§ EXERCISE DESCRIPTION: Exclude the pictures; give every entry again exactly as written.

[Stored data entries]
========================

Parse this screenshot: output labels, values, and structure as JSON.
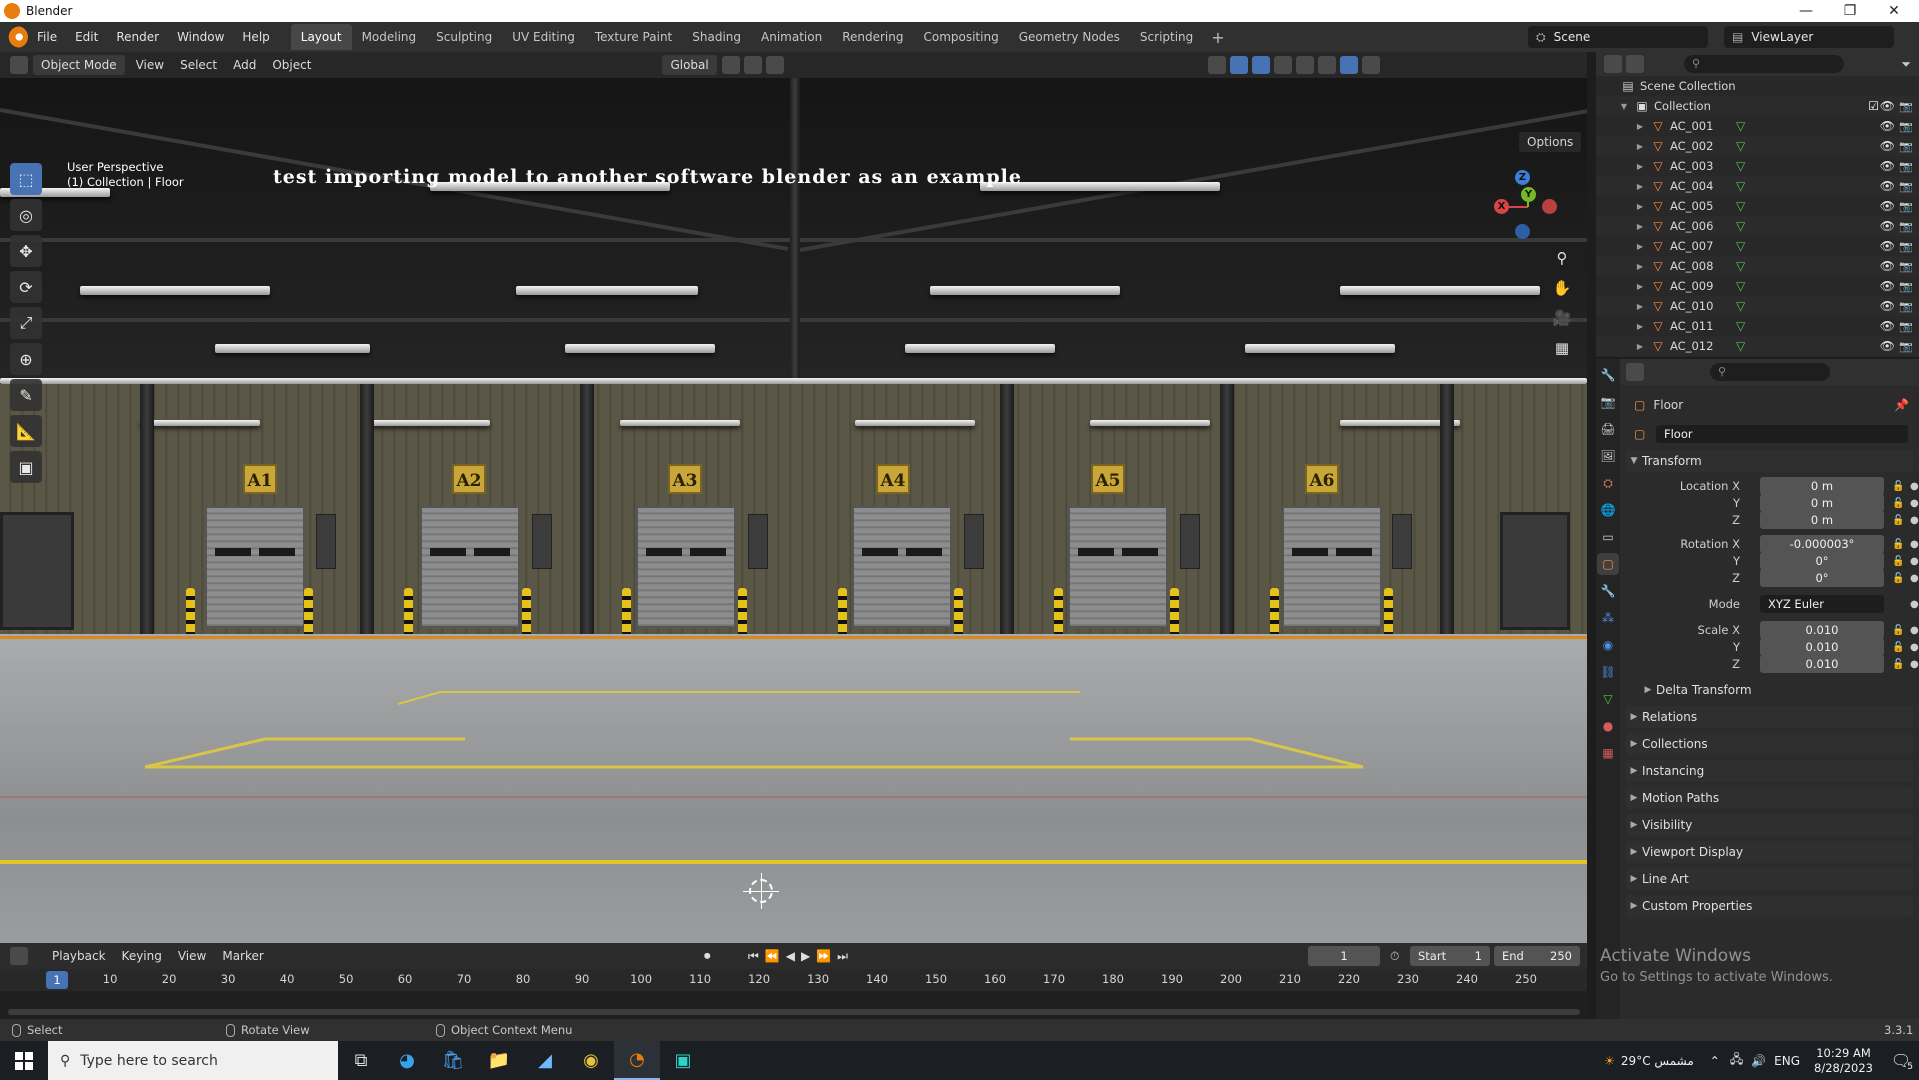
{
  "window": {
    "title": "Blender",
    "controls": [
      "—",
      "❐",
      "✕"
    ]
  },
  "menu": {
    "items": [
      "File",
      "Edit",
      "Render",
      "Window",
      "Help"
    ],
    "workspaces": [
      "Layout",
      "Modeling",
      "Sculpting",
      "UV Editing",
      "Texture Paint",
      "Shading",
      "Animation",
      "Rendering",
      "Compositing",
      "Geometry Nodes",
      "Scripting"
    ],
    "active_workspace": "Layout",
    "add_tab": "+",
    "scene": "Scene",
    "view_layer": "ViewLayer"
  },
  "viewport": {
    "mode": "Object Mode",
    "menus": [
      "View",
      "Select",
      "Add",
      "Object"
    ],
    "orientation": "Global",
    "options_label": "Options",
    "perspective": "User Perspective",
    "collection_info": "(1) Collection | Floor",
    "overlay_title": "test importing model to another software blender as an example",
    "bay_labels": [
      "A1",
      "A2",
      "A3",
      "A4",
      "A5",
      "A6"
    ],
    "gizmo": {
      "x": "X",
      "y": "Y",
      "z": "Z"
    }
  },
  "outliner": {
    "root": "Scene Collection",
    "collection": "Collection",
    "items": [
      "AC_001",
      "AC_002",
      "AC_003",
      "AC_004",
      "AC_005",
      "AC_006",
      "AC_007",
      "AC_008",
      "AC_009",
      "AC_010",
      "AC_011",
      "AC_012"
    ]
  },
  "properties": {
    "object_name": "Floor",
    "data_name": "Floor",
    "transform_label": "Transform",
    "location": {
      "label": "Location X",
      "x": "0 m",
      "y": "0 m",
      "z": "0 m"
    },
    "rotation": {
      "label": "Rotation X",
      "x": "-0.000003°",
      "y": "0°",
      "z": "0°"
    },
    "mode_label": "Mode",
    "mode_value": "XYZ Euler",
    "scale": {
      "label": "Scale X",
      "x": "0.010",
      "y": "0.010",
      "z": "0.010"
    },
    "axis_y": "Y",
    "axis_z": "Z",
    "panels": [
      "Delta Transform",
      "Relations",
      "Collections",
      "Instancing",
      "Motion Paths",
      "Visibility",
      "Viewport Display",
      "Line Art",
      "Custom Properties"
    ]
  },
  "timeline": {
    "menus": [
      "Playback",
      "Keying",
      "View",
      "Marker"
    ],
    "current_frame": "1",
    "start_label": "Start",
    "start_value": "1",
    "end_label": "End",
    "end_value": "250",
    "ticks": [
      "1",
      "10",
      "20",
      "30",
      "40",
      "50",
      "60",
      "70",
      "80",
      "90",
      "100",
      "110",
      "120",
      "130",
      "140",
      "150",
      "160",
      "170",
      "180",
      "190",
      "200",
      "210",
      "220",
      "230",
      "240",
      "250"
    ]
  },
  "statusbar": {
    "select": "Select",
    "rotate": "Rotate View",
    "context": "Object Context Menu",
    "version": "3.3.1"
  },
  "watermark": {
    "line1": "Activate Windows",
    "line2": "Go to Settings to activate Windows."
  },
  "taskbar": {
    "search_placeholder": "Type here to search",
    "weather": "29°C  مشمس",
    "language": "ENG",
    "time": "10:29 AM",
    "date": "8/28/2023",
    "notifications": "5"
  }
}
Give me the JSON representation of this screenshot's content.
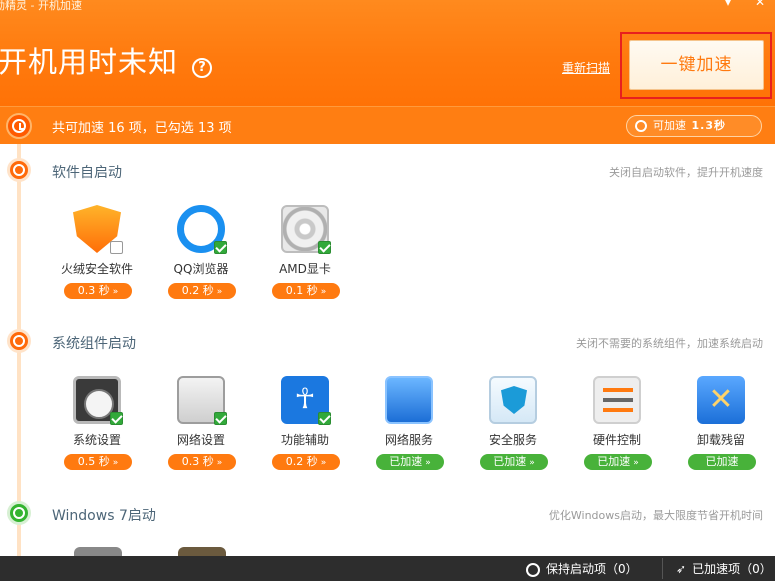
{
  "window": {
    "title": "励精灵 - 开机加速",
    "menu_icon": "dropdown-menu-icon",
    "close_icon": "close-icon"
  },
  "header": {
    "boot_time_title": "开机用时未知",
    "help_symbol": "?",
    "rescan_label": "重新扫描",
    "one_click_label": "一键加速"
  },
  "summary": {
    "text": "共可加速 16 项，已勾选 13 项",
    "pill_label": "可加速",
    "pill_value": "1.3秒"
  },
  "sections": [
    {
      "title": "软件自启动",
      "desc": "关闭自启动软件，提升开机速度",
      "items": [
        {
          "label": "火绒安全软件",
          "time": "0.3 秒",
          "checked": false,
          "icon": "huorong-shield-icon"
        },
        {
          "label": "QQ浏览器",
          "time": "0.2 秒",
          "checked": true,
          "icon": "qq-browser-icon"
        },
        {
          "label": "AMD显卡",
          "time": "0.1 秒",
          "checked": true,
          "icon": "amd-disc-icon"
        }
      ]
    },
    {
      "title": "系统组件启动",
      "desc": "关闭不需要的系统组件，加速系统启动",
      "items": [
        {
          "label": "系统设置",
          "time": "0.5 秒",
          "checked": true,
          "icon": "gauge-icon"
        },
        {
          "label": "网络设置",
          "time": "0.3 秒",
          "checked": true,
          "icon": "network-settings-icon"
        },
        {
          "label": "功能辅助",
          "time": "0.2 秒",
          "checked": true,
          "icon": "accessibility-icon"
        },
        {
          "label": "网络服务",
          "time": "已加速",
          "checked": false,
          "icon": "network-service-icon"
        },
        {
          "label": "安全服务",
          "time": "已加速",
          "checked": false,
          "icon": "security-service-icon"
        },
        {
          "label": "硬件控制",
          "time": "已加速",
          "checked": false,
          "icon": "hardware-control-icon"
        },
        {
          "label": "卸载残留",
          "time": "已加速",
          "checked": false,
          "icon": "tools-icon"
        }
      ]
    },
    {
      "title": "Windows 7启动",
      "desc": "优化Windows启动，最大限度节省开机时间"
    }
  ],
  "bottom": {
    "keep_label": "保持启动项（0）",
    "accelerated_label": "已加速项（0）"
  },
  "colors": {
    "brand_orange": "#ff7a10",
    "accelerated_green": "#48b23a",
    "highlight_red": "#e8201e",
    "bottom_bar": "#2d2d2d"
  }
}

========================

§ EXERCISE ANSWER:
Parse this screenshot: output labels, values, and structure as JSON.
{
  "window": {
    "title": "Blender",
    "controls": [
      "—",
      "❐",
      "✕"
    ]
  },
  "menu": {
    "items": [
      "File",
      "Edit",
      "Render",
      "Window",
      "Help"
    ],
    "workspaces": [
      "Layout",
      "Modeling",
      "Sculpting",
      "UV Editing",
      "Texture Paint",
      "Shading",
      "Animation",
      "Rendering",
      "Compositing",
      "Geometry Nodes",
      "Scripting"
    ],
    "active_workspace": "Layout",
    "add_tab": "+",
    "scene": "Scene",
    "view_layer": "ViewLayer"
  },
  "viewport": {
    "mode": "Object Mode",
    "menus": [
      "View",
      "Select",
      "Add",
      "Object"
    ],
    "orientation": "Global",
    "options_label": "Options",
    "perspective": "User Perspective",
    "collection_info": "(1) Collection | Floor",
    "overlay_title": "test importing model to another software blender as an example",
    "bay_labels": [
      "A1",
      "A2",
      "A3",
      "A4",
      "A5",
      "A6"
    ],
    "gizmo": {
      "x": "X",
      "y": "Y",
      "z": "Z"
    }
  },
  "outliner": {
    "root": "Scene Collection",
    "collection": "Collection",
    "items": [
      "AC_001",
      "AC_002",
      "AC_003",
      "AC_004",
      "AC_005",
      "AC_006",
      "AC_007",
      "AC_008",
      "AC_009",
      "AC_010",
      "AC_011",
      "AC_012"
    ]
  },
  "properties": {
    "object_name": "Floor",
    "data_name": "Floor",
    "transform_label": "Transform",
    "location": {
      "label": "Location X",
      "x": "0 m",
      "y": "0 m",
      "z": "0 m"
    },
    "rotation": {
      "label": "Rotation X",
      "x": "-0.000003°",
      "y": "0°",
      "z": "0°"
    },
    "mode_label": "Mode",
    "mode_value": "XYZ Euler",
    "scale": {
      "label": "Scale X",
      "x": "0.010",
      "y": "0.010",
      "z": "0.010"
    },
    "axis_y": "Y",
    "axis_z": "Z",
    "panels": [
      "Delta Transform",
      "Relations",
      "Collections",
      "Instancing",
      "Motion Paths",
      "Visibility",
      "Viewport Display",
      "Line Art",
      "Custom Properties"
    ]
  },
  "timeline": {
    "menus": [
      "Playback",
      "Keying",
      "View",
      "Marker"
    ],
    "current_frame": "1",
    "start_label": "Start",
    "start_value": "1",
    "end_label": "End",
    "end_value": "250",
    "ticks": [
      "1",
      "10",
      "20",
      "30",
      "40",
      "50",
      "60",
      "70",
      "80",
      "90",
      "100",
      "110",
      "120",
      "130",
      "140",
      "150",
      "160",
      "170",
      "180",
      "190",
      "200",
      "210",
      "220",
      "230",
      "240",
      "250"
    ]
  },
  "statusbar": {
    "select": "Select",
    "rotate": "Rotate View",
    "context": "Object Context Menu",
    "version": "3.3.1"
  },
  "watermark": {
    "line1": "Activate Windows",
    "line2": "Go to Settings to activate Windows."
  },
  "taskbar": {
    "search_placeholder": "Type here to search",
    "weather": "29°C  مشمس",
    "language": "ENG",
    "time": "10:29 AM",
    "date": "8/28/2023",
    "notifications": "5"
  }
}
Give me the JSON representation of this screenshot's content.
{
  "window": {
    "title": "励精灵 - 开机加速",
    "menu_icon": "dropdown-menu-icon",
    "close_icon": "close-icon"
  },
  "header": {
    "boot_time_title": "开机用时未知",
    "help_symbol": "?",
    "rescan_label": "重新扫描",
    "one_click_label": "一键加速"
  },
  "summary": {
    "text": "共可加速 16 项，已勾选 13 项",
    "pill_label": "可加速",
    "pill_value": "1.3秒"
  },
  "sections": [
    {
      "title": "软件自启动",
      "desc": "关闭自启动软件，提升开机速度",
      "items": [
        {
          "label": "火绒安全软件",
          "time": "0.3 秒",
          "checked": false,
          "icon": "huorong-shield-icon"
        },
        {
          "label": "QQ浏览器",
          "time": "0.2 秒",
          "checked": true,
          "icon": "qq-browser-icon"
        },
        {
          "label": "AMD显卡",
          "time": "0.1 秒",
          "checked": true,
          "icon": "amd-disc-icon"
        }
      ]
    },
    {
      "title": "系统组件启动",
      "desc": "关闭不需要的系统组件，加速系统启动",
      "items": [
        {
          "label": "系统设置",
          "time": "0.5 秒",
          "checked": true,
          "icon": "gauge-icon"
        },
        {
          "label": "网络设置",
          "time": "0.3 秒",
          "checked": true,
          "icon": "network-settings-icon"
        },
        {
          "label": "功能辅助",
          "time": "0.2 秒",
          "checked": true,
          "icon": "accessibility-icon"
        },
        {
          "label": "网络服务",
          "time": "已加速",
          "checked": false,
          "icon": "network-service-icon"
        },
        {
          "label": "安全服务",
          "time": "已加速",
          "checked": false,
          "icon": "security-service-icon"
        },
        {
          "label": "硬件控制",
          "time": "已加速",
          "checked": false,
          "icon": "hardware-control-icon"
        },
        {
          "label": "卸载残留",
          "time": "已加速",
          "checked": false,
          "icon": "tools-icon"
        }
      ]
    },
    {
      "title": "Windows 7启动",
      "desc": "优化Windows启动，最大限度节省开机时间"
    }
  ],
  "bottom": {
    "keep_label": "保持启动项（0）",
    "accelerated_label": "已加速项（0）"
  },
  "colors": {
    "brand_orange": "#ff7a10",
    "accelerated_green": "#48b23a",
    "highlight_red": "#e8201e",
    "bottom_bar": "#2d2d2d"
  }
}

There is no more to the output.